* What to work on: Among the records below, find each line that includes the string "content" and copy it.

* The input:
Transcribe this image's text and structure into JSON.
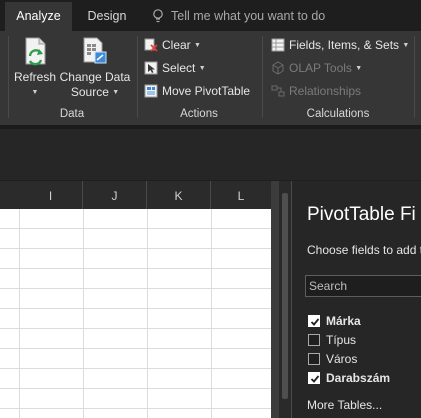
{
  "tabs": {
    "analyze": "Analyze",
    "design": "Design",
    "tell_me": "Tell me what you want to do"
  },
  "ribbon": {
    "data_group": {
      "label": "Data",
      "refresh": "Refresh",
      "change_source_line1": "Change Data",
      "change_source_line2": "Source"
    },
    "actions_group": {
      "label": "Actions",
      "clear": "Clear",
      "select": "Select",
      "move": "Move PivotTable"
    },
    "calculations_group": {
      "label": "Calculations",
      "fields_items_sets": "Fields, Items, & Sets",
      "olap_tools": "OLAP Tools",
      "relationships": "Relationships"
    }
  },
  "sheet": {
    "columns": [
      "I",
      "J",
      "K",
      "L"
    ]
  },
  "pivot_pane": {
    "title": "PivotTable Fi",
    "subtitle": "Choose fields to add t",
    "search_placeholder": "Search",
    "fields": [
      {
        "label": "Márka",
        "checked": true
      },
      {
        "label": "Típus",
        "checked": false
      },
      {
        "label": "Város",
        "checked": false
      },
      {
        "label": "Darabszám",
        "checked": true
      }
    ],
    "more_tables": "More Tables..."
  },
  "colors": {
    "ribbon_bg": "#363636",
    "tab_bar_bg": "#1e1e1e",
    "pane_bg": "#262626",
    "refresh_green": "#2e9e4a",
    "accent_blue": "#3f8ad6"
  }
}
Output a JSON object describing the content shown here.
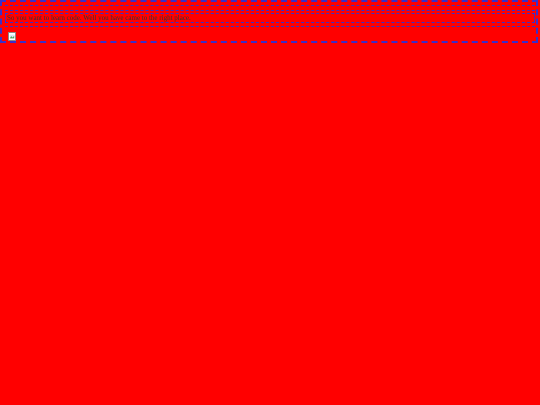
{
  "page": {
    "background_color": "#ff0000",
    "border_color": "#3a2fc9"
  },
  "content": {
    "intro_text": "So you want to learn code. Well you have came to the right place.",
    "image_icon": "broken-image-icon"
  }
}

* Result below:
Output a JSON object describing the content shown here.
  "content": {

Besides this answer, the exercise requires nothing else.